Return every record exactly as written.

Dataset records:
------------------------------------------------------------------------

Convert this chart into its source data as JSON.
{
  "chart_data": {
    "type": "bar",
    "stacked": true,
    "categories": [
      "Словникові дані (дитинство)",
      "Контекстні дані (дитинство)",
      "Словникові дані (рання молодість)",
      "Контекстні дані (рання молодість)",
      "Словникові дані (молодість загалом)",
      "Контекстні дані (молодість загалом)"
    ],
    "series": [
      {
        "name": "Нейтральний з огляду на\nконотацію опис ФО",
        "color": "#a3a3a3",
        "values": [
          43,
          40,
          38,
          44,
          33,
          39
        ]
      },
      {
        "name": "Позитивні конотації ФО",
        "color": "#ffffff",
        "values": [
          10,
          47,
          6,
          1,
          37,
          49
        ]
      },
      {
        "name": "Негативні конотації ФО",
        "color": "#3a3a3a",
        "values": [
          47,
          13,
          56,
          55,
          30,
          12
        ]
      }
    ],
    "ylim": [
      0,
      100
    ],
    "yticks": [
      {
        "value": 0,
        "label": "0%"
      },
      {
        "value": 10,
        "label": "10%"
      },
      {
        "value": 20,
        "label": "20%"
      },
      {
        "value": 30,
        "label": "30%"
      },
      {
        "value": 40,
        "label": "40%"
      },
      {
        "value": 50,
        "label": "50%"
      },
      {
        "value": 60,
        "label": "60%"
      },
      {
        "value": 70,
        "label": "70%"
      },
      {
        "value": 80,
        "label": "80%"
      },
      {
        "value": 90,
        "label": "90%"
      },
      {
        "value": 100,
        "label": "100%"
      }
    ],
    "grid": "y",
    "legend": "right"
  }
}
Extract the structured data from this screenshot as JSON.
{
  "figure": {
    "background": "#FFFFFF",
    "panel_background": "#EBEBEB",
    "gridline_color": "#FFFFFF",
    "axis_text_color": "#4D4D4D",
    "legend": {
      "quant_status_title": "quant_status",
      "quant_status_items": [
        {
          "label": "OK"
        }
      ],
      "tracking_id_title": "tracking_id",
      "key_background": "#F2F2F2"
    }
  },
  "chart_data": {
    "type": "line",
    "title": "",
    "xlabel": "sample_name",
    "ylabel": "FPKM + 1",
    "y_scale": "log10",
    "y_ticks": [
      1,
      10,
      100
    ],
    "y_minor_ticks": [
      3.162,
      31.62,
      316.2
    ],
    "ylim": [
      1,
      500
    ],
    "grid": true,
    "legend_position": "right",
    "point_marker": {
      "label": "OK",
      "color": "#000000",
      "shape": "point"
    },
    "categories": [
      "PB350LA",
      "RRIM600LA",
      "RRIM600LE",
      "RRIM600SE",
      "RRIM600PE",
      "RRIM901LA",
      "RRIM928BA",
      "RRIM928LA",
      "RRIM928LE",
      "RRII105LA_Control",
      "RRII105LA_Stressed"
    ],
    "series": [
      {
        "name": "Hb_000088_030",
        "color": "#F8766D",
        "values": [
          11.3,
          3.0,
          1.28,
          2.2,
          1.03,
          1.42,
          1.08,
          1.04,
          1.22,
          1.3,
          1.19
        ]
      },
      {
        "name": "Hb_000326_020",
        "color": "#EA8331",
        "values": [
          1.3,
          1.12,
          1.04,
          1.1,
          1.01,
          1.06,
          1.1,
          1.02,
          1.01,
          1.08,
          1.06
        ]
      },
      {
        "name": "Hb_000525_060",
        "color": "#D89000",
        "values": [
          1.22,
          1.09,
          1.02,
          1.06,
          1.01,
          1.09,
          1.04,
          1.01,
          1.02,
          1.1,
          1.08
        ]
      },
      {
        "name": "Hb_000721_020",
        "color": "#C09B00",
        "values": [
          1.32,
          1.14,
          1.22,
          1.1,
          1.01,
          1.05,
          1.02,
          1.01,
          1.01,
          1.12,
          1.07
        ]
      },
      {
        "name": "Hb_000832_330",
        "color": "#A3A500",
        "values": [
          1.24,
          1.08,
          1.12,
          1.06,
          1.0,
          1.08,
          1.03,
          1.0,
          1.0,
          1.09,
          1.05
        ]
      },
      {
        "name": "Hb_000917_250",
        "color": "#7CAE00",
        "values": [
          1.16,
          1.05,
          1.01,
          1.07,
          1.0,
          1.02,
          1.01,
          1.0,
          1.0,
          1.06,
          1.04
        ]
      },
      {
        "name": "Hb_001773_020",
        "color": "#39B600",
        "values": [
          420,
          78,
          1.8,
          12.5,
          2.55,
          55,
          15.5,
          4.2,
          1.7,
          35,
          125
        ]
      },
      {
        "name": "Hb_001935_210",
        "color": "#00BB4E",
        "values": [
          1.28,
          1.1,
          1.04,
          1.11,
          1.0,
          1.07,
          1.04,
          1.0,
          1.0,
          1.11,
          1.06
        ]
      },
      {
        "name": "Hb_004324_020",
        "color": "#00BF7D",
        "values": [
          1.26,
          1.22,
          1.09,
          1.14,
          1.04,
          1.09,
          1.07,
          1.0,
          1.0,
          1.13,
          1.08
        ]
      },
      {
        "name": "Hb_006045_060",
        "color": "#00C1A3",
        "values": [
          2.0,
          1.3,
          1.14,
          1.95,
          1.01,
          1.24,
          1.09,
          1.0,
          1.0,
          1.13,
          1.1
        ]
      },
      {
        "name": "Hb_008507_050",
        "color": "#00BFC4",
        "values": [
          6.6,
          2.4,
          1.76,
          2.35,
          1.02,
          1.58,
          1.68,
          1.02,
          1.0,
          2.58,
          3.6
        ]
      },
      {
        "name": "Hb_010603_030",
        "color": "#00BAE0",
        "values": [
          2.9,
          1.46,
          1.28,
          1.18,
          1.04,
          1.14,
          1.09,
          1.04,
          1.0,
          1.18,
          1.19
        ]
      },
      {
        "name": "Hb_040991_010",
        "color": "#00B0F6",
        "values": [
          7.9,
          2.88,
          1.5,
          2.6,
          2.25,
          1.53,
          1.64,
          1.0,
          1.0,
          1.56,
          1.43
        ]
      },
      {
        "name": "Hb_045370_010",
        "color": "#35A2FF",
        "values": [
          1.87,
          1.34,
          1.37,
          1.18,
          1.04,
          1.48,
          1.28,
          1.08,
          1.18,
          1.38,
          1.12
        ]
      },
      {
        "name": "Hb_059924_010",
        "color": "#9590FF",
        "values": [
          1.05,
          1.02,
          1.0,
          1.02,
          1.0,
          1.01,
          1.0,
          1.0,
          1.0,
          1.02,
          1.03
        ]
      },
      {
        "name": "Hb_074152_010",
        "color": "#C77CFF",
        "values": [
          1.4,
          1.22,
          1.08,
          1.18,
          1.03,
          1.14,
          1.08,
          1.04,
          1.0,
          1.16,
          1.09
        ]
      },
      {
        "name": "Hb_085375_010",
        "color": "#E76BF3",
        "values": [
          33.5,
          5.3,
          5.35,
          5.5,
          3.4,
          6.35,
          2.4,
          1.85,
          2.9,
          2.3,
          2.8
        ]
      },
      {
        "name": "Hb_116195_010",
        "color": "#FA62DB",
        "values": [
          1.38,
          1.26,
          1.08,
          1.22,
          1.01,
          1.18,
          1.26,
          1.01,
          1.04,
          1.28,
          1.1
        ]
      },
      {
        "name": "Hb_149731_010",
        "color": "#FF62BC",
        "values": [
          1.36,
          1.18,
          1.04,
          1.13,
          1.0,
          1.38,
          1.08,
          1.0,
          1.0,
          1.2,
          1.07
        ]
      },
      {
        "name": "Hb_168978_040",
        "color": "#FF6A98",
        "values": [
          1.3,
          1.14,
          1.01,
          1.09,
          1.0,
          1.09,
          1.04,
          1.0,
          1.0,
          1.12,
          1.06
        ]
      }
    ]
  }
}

------------------------------------------------------------------------

» Answer to the task
Convert this chart into its source data as JSON.
{
  "chart_data": {
    "type": "bar",
    "stacked": true,
    "categories": [
      "Словникові дані (дитинство)",
      "Контекстні дані (дитинство)",
      "Словникові дані (рання молодість)",
      "Контекстні дані (рання молодість)",
      "Словникові дані (молодість загалом)",
      "Контекстні дані (молодість загалом)"
    ],
    "series": [
      {
        "name": "Нейтральний з огляду на\nконотацію опис ФО",
        "color": "#a3a3a3",
        "values": [
          43,
          40,
          38,
          44,
          33,
          39
        ]
      },
      {
        "name": "Позитивні конотації ФО",
        "color": "#ffffff",
        "values": [
          10,
          47,
          6,
          1,
          37,
          49
        ]
      },
      {
        "name": "Негативні конотації ФО",
        "color": "#3a3a3a",
        "values": [
          47,
          13,
          56,
          55,
          30,
          12
        ]
      }
    ],
    "ylim": [
      0,
      100
    ],
    "yticks": [
      {
        "value": 0,
        "label": "0%"
      },
      {
        "value": 10,
        "label": "10%"
      },
      {
        "value": 20,
        "label": "20%"
      },
      {
        "value": 30,
        "label": "30%"
      },
      {
        "value": 40,
        "label": "40%"
      },
      {
        "value": 50,
        "label": "50%"
      },
      {
        "value": 60,
        "label": "60%"
      },
      {
        "value": 70,
        "label": "70%"
      },
      {
        "value": 80,
        "label": "80%"
      },
      {
        "value": 90,
        "label": "90%"
      },
      {
        "value": 100,
        "label": "100%"
      }
    ],
    "grid": "y",
    "legend": "right"
  }
}
Extract the structured data from this screenshot as JSON.
{
  "figure": {
    "background": "#FFFFFF",
    "panel_background": "#EBEBEB",
    "gridline_color": "#FFFFFF",
    "axis_text_color": "#4D4D4D",
    "legend": {
      "quant_status_title": "quant_status",
      "quant_status_items": [
        {
          "label": "OK"
        }
      ],
      "tracking_id_title": "tracking_id",
      "key_background": "#F2F2F2"
    }
  },
  "chart_data": {
    "type": "line",
    "title": "",
    "xlabel": "sample_name",
    "ylabel": "FPKM + 1",
    "y_scale": "log10",
    "y_ticks": [
      1,
      10,
      100
    ],
    "y_minor_ticks": [
      3.162,
      31.62,
      316.2
    ],
    "ylim": [
      1,
      500
    ],
    "grid": true,
    "legend_position": "right",
    "point_marker": {
      "label": "OK",
      "color": "#000000",
      "shape": "point"
    },
    "categories": [
      "PB350LA",
      "RRIM600LA",
      "RRIM600LE",
      "RRIM600SE",
      "RRIM600PE",
      "RRIM901LA",
      "RRIM928BA",
      "RRIM928LA",
      "RRIM928LE",
      "RRII105LA_Control",
      "RRII105LA_Stressed"
    ],
    "series": [
      {
        "name": "Hb_000088_030",
        "color": "#F8766D",
        "values": [
          11.3,
          3.0,
          1.28,
          2.2,
          1.03,
          1.42,
          1.08,
          1.04,
          1.22,
          1.3,
          1.19
        ]
      },
      {
        "name": "Hb_000326_020",
        "color": "#EA8331",
        "values": [
          1.3,
          1.12,
          1.04,
          1.1,
          1.01,
          1.06,
          1.1,
          1.02,
          1.01,
          1.08,
          1.06
        ]
      },
      {
        "name": "Hb_000525_060",
        "color": "#D89000",
        "values": [
          1.22,
          1.09,
          1.02,
          1.06,
          1.01,
          1.09,
          1.04,
          1.01,
          1.02,
          1.1,
          1.08
        ]
      },
      {
        "name": "Hb_000721_020",
        "color": "#C09B00",
        "values": [
          1.32,
          1.14,
          1.22,
          1.1,
          1.01,
          1.05,
          1.02,
          1.01,
          1.01,
          1.12,
          1.07
        ]
      },
      {
        "name": "Hb_000832_330",
        "color": "#A3A500",
        "values": [
          1.24,
          1.08,
          1.12,
          1.06,
          1.0,
          1.08,
          1.03,
          1.0,
          1.0,
          1.09,
          1.05
        ]
      },
      {
        "name": "Hb_000917_250",
        "color": "#7CAE00",
        "values": [
          1.16,
          1.05,
          1.01,
          1.07,
          1.0,
          1.02,
          1.01,
          1.0,
          1.0,
          1.06,
          1.04
        ]
      },
      {
        "name": "Hb_001773_020",
        "color": "#39B600",
        "values": [
          420,
          78,
          1.8,
          12.5,
          2.55,
          55,
          15.5,
          4.2,
          1.7,
          35,
          125
        ]
      },
      {
        "name": "Hb_001935_210",
        "color": "#00BB4E",
        "values": [
          1.28,
          1.1,
          1.04,
          1.11,
          1.0,
          1.07,
          1.04,
          1.0,
          1.0,
          1.11,
          1.06
        ]
      },
      {
        "name": "Hb_004324_020",
        "color": "#00BF7D",
        "values": [
          1.26,
          1.22,
          1.09,
          1.14,
          1.04,
          1.09,
          1.07,
          1.0,
          1.0,
          1.13,
          1.08
        ]
      },
      {
        "name": "Hb_006045_060",
        "color": "#00C1A3",
        "values": [
          2.0,
          1.3,
          1.14,
          1.95,
          1.01,
          1.24,
          1.09,
          1.0,
          1.0,
          1.13,
          1.1
        ]
      },
      {
        "name": "Hb_008507_050",
        "color": "#00BFC4",
        "values": [
          6.6,
          2.4,
          1.76,
          2.35,
          1.02,
          1.58,
          1.68,
          1.02,
          1.0,
          2.58,
          3.6
        ]
      },
      {
        "name": "Hb_010603_030",
        "color": "#00BAE0",
        "values": [
          2.9,
          1.46,
          1.28,
          1.18,
          1.04,
          1.14,
          1.09,
          1.04,
          1.0,
          1.18,
          1.19
        ]
      },
      {
        "name": "Hb_040991_010",
        "color": "#00B0F6",
        "values": [
          7.9,
          2.88,
          1.5,
          2.6,
          2.25,
          1.53,
          1.64,
          1.0,
          1.0,
          1.56,
          1.43
        ]
      },
      {
        "name": "Hb_045370_010",
        "color": "#35A2FF",
        "values": [
          1.87,
          1.34,
          1.37,
          1.18,
          1.04,
          1.48,
          1.28,
          1.08,
          1.18,
          1.38,
          1.12
        ]
      },
      {
        "name": "Hb_059924_010",
        "color": "#9590FF",
        "values": [
          1.05,
          1.02,
          1.0,
          1.02,
          1.0,
          1.01,
          1.0,
          1.0,
          1.0,
          1.02,
          1.03
        ]
      },
      {
        "name": "Hb_074152_010",
        "color": "#C77CFF",
        "values": [
          1.4,
          1.22,
          1.08,
          1.18,
          1.03,
          1.14,
          1.08,
          1.04,
          1.0,
          1.16,
          1.09
        ]
      },
      {
        "name": "Hb_085375_010",
        "color": "#E76BF3",
        "values": [
          33.5,
          5.3,
          5.35,
          5.5,
          3.4,
          6.35,
          2.4,
          1.85,
          2.9,
          2.3,
          2.8
        ]
      },
      {
        "name": "Hb_116195_010",
        "color": "#FA62DB",
        "values": [
          1.38,
          1.26,
          1.08,
          1.22,
          1.01,
          1.18,
          1.26,
          1.01,
          1.04,
          1.28,
          1.1
        ]
      },
      {
        "name": "Hb_149731_010",
        "color": "#FF62BC",
        "values": [
          1.36,
          1.18,
          1.04,
          1.13,
          1.0,
          1.38,
          1.08,
          1.0,
          1.0,
          1.2,
          1.07
        ]
      },
      {
        "name": "Hb_168978_040",
        "color": "#FF6A98",
        "values": [
          1.3,
          1.14,
          1.01,
          1.09,
          1.0,
          1.09,
          1.04,
          1.0,
          1.0,
          1.12,
          1.06
        ]
      }
    ]
  }
}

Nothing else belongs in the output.